◆ Recorded data
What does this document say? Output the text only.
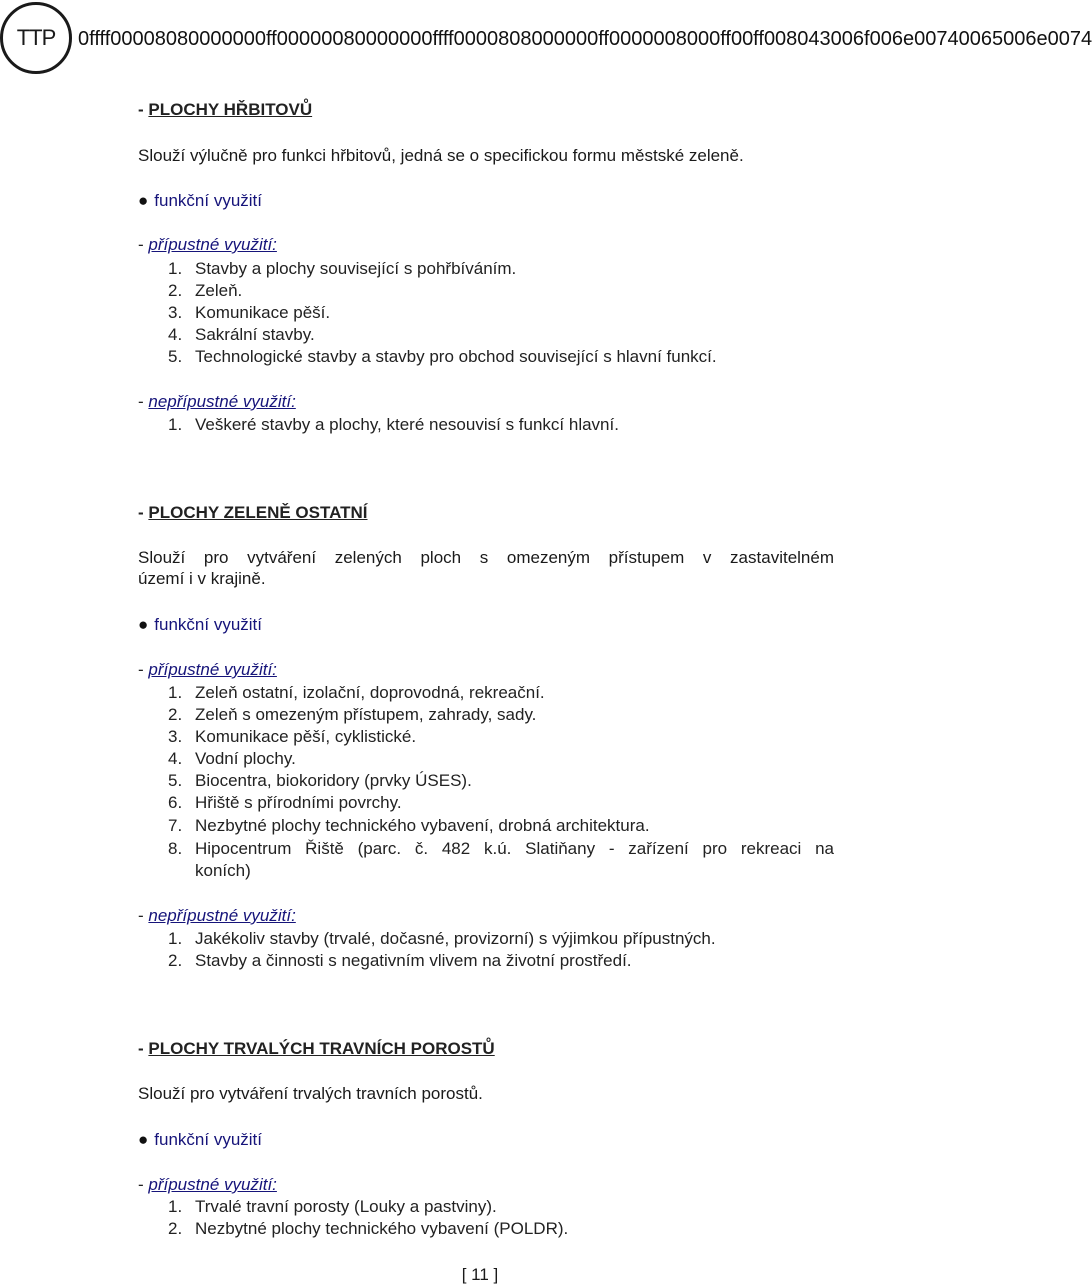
TTP 0ffff00008080000000ff00000080000000ffff0000808000000ff0000008000ff00ff008043006f006e00740065006e0074
- PLOCHY HŘBITOVŮ
Slouží výlučně pro funkci hřbitovů, jedná se o specifickou formu městské zeleně.
● funkční využití
- přípustné využití:
1. Stavby a plochy související s pohřbíváním.
2. Zeleň.
3. Komunikace pěší.
4. Sakrální stavby.
5. Technologické stavby a stavby pro obchod související s hlavní funkcí.
- nepřípustné využití:
1. Veškeré stavby a plochy, které nesouvisí s funkcí hlavní.
- PLOCHY ZELENĚ OSTATNÍ
Slouží pro vytváření zelených ploch s omezeným přístupem v zastavitelném
území i v krajině.
● funkční využití
- přípustné využití:
1. Zeleň ostatní, izolační, doprovodná, rekreační.
2. Zeleň s omezeným přístupem, zahrady, sady.
3. Komunikace pěší, cyklistické.
4. Vodní plochy.
5. Biocentra, biokoridory (prvky ÚSES).
6. Hřiště s přírodními povrchy.
7. Nezbytné plochy technického vybavení, drobná architektura.
8. Hipocentrum Řiště (parc. č. 482 k.ú. Slatiňany - zařízení pro rekreaci na
koních)
- nepřípustné využití:
1. Jakékoliv stavby (trvalé, dočasné, provizorní) s výjimkou přípustných.
2. Stavby a činnosti s negativním vlivem na životní prostředí.
- PLOCHY TRVALÝCH TRAVNÍCH POROSTŮ
Slouží pro vytváření trvalých travních porostů.
● funkční využití
- přípustné využití:
1. Trvalé travní porosty (Louky a pastviny).
2. Nezbytné plochy technického vybavení (POLDR).
[ 11 ]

◆ Exercise objective
Drop the images and quote the entries word for word.

◆ Reply
What does this document say? Output the text only.
TTP 0ffff00008080000000ff00000080000000ffff0000808000000ff0000008000ff00ff008043006f006e00740065006e0074
- PLOCHY HŘBITOVŮ
Slouží výlučně pro funkci hřbitovů, jedná se o specifickou formu městské zeleně.
● funkční využití
- přípustné využití:
1. Stavby a plochy související s pohřbíváním.
2. Zeleň.
3. Komunikace pěší.
4. Sakrální stavby.
5. Technologické stavby a stavby pro obchod související s hlavní funkcí.
- nepřípustné využití:
1. Veškeré stavby a plochy, které nesouvisí s funkcí hlavní.
- PLOCHY ZELENĚ OSTATNÍ
Slouží pro vytváření zelených ploch s omezeným přístupem v zastavitelném
území i v krajině.
● funkční využití
- přípustné využití:
1. Zeleň ostatní, izolační, doprovodná, rekreační.
2. Zeleň s omezeným přístupem, zahrady, sady.
3. Komunikace pěší, cyklistické.
4. Vodní plochy.
5. Biocentra, biokoridory (prvky ÚSES).
6. Hřiště s přírodními povrchy.
7. Nezbytné plochy technického vybavení, drobná architektura.
8. Hipocentrum Řiště (parc. č. 482 k.ú. Slatiňany - zařízení pro rekreaci na
koních)
- nepřípustné využití:
1. Jakékoliv stavby (trvalé, dočasné, provizorní) s výjimkou přípustných.
2. Stavby a činnosti s negativním vlivem na životní prostředí.
- PLOCHY TRVALÝCH TRAVNÍCH POROSTŮ
Slouží pro vytváření trvalých travních porostů.
● funkční využití
- přípustné využití:
1. Trvalé travní porosty (Louky a pastviny).
2. Nezbytné plochy technického vybavení (POLDR).
[ 11 ]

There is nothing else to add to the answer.